WHAT YOU ARE ASKED TO DO: Filter the listing below, copying every line in which the word "nhiều" appears.

SUPPLIED RECORDS:

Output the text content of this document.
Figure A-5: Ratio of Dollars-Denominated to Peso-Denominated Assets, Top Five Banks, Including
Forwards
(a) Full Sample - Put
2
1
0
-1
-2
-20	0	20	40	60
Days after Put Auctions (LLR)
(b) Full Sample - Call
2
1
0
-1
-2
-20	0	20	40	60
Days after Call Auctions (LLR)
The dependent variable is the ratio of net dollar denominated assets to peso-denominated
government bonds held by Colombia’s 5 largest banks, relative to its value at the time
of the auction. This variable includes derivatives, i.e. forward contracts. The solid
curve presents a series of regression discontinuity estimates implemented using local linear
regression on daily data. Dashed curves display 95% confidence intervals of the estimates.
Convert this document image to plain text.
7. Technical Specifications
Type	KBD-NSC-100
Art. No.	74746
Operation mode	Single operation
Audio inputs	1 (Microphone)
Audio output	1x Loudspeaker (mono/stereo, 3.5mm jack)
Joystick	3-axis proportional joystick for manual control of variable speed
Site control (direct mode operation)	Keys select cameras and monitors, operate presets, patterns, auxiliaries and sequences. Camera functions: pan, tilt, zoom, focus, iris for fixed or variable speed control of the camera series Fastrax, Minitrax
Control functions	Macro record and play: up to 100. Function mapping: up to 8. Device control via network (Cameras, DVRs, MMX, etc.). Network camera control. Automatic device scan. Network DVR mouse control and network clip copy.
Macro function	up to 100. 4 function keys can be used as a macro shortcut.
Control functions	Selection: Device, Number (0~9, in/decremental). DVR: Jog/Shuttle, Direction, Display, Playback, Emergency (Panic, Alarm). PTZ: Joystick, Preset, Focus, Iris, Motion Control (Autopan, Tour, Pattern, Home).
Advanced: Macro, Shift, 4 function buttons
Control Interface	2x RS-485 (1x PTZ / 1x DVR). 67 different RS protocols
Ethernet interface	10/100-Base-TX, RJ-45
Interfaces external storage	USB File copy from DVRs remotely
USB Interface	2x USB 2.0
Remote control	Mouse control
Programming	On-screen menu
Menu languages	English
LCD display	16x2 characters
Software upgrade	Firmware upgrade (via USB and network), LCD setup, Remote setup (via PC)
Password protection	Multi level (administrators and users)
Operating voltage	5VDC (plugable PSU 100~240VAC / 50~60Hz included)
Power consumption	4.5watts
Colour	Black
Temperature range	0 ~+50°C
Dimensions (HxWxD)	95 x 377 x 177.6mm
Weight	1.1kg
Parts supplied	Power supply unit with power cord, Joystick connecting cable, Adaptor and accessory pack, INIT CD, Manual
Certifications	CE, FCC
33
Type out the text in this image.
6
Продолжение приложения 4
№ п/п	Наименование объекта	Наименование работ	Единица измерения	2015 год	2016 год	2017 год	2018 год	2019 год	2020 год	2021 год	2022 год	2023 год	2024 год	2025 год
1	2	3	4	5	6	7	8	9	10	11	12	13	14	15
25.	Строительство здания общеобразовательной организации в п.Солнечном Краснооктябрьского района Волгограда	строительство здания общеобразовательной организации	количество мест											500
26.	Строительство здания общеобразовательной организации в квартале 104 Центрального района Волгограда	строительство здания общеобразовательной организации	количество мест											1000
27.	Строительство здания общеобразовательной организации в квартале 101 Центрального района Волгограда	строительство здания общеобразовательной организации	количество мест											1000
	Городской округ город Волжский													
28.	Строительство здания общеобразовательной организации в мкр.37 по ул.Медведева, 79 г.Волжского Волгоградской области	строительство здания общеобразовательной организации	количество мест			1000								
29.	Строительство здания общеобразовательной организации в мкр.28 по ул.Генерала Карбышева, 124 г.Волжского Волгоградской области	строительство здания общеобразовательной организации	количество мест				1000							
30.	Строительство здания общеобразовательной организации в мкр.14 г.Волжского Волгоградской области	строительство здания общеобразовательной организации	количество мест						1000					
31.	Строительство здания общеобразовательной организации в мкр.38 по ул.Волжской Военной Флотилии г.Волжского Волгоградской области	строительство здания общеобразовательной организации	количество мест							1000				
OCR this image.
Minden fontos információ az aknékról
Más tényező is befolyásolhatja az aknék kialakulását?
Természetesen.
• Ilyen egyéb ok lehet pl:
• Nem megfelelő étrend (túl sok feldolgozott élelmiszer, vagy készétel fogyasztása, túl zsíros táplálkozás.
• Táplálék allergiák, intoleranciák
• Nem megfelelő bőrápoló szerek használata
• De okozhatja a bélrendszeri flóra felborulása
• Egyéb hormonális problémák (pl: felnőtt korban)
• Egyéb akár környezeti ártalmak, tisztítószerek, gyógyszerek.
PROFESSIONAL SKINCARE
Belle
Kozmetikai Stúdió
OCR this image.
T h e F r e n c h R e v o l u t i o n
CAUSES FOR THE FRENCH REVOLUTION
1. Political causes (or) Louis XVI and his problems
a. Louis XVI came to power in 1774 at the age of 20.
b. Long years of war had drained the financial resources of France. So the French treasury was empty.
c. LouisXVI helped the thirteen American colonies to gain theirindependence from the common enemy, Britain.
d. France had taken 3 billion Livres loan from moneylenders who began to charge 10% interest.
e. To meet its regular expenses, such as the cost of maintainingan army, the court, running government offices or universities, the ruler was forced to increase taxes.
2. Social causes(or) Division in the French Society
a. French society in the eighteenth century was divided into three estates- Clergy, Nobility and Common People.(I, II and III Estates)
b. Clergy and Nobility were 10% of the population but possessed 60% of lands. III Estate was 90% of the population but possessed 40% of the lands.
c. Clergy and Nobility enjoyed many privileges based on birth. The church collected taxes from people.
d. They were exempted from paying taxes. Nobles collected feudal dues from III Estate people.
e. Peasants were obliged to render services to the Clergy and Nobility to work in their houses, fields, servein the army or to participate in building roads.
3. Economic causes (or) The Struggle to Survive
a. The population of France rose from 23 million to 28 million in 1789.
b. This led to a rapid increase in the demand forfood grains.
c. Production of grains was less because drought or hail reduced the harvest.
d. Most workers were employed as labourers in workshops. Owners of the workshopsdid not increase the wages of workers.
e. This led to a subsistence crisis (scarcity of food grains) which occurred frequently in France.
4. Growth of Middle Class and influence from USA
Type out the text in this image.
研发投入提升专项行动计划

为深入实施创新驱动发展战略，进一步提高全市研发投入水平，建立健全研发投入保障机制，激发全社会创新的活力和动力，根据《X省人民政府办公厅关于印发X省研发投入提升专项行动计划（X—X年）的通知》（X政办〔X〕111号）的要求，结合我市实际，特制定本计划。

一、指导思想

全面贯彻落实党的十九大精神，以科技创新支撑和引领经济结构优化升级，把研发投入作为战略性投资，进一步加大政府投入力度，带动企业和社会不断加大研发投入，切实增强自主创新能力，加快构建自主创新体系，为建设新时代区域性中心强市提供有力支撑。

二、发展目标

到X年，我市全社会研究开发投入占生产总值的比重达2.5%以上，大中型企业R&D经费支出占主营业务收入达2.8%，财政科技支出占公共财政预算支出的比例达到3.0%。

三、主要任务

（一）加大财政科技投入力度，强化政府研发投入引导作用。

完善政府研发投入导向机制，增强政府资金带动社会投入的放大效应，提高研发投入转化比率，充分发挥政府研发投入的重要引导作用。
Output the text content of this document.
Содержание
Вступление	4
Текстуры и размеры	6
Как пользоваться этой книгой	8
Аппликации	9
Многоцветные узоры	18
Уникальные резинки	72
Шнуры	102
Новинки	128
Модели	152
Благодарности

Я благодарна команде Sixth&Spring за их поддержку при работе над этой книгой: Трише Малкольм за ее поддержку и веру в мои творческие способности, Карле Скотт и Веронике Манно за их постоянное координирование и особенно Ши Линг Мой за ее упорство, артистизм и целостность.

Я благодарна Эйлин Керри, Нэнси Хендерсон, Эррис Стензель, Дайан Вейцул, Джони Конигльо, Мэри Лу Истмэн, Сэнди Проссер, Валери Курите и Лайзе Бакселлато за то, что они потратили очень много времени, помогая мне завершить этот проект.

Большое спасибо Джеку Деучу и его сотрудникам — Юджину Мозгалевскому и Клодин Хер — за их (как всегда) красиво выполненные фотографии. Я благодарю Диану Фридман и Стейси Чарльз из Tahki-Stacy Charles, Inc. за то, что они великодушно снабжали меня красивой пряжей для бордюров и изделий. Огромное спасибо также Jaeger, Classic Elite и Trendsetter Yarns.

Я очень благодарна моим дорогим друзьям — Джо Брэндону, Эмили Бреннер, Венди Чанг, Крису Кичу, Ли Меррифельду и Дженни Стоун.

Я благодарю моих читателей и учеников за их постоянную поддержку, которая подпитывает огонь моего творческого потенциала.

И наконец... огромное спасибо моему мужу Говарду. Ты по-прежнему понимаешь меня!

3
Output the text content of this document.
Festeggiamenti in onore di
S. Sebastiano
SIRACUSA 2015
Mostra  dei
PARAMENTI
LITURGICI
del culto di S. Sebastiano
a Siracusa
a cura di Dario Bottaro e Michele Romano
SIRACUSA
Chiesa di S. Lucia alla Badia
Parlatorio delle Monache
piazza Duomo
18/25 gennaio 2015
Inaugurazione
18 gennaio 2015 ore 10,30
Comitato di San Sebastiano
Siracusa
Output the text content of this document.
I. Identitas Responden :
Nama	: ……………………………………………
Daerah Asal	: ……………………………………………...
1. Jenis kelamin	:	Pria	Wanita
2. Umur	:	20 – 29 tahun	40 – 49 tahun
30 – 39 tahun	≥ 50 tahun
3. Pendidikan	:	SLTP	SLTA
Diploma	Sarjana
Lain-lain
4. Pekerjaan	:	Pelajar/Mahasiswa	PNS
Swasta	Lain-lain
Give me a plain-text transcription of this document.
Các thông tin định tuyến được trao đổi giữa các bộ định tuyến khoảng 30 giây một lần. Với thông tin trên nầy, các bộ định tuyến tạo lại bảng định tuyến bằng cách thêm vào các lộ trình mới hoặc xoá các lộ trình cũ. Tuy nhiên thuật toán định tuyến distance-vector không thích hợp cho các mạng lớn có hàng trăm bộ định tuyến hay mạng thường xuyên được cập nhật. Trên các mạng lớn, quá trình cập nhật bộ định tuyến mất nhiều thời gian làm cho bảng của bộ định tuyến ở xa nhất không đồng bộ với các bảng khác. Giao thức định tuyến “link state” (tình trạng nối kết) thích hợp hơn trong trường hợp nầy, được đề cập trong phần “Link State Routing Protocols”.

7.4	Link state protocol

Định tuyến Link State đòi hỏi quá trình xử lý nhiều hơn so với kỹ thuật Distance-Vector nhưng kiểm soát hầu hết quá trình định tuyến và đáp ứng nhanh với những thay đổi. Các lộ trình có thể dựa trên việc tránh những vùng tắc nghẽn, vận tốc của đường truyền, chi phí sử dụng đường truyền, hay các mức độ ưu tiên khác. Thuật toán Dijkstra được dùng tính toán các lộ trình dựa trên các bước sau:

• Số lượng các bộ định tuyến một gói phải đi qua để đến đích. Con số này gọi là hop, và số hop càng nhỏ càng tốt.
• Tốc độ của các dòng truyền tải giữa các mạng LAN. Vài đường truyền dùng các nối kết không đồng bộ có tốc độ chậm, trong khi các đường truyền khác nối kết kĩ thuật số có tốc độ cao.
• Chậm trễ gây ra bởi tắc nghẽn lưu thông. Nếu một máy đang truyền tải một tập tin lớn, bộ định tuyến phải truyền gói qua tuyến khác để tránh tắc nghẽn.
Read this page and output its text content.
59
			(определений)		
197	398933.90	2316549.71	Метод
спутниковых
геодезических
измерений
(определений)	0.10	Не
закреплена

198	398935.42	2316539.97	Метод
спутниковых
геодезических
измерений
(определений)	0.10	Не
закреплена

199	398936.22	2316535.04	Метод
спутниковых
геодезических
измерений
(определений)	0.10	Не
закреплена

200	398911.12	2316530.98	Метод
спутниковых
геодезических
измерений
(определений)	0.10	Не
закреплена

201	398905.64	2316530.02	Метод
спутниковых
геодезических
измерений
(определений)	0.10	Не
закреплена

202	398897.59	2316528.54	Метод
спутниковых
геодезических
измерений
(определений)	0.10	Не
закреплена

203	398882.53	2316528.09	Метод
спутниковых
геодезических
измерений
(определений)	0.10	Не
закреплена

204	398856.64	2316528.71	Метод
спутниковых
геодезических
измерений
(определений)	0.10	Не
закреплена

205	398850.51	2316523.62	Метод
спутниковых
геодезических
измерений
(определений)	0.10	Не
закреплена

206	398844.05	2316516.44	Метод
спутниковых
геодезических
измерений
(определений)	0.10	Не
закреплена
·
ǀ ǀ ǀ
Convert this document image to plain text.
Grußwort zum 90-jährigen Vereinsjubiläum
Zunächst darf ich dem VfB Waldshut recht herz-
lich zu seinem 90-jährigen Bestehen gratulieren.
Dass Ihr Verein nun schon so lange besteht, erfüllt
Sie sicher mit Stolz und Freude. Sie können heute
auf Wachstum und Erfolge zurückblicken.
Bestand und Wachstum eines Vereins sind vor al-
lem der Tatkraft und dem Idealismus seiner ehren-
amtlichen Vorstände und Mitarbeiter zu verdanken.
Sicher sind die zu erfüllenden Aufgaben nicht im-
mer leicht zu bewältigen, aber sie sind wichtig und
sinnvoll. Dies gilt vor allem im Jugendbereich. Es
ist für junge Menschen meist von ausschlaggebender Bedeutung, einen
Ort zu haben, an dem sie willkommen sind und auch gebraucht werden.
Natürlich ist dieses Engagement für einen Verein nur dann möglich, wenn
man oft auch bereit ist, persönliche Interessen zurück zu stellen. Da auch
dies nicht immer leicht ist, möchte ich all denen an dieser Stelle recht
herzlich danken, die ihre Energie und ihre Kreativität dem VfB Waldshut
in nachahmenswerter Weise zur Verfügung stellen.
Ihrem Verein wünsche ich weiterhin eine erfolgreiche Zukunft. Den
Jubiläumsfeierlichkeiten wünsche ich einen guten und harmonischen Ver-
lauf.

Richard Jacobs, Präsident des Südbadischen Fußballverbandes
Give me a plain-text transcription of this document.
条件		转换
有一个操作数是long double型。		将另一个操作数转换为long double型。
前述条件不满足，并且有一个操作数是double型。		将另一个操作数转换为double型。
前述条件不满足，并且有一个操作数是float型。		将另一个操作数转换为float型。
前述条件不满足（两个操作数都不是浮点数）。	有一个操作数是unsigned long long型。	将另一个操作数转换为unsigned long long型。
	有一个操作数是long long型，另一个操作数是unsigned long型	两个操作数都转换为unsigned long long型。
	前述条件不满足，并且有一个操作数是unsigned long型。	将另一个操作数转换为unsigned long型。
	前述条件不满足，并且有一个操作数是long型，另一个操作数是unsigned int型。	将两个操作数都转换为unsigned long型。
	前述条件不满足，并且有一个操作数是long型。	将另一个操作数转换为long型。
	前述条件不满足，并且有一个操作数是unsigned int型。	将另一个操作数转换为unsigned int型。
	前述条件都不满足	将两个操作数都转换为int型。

RESULT OF THIS TASK:
Các thông tin định tuyến được trao đổi giữa các bộ định tuyến khoảng 30 giây một lần. Với thông tin trên nầy, các bộ định tuyến tạo lại bảng định tuyến bằng cách thêm vào các lộ trình mới hoặc xoá các lộ trình cũ. Tuy nhiên thuật toán định tuyến distance-vector không thích hợp cho các mạng lớn có hàng trăm bộ định tuyến hay mạng thường xuyên được cập nhật. Trên các mạng lớn, quá trình cập nhật bộ định tuyến mất nhiều thời gian làm cho bảng của bộ định tuyến ở xa nhất không đồng bộ với các bảng khác. Giao thức định tuyến “link state” (tình trạng nối kết) thích hợp hơn trong trường hợp nầy, được đề cập trong phần “Link State Routing Protocols”.
Định tuyến Link State đòi hỏi quá trình xử lý nhiều hơn so với kỹ thuật Distance-Vector nhưng kiểm soát hầu hết quá trình định tuyến và đáp ứng nhanh với những thay đổi. Các lộ trình có thể dựa trên việc tránh những vùng tắc nghẽn, vận tốc của đường truyền, chi phí sử dụng đường truyền, hay các mức độ ưu tiên khác. Thuật toán Dijkstra được dùng tính toán các lộ trình dựa trên các bước sau:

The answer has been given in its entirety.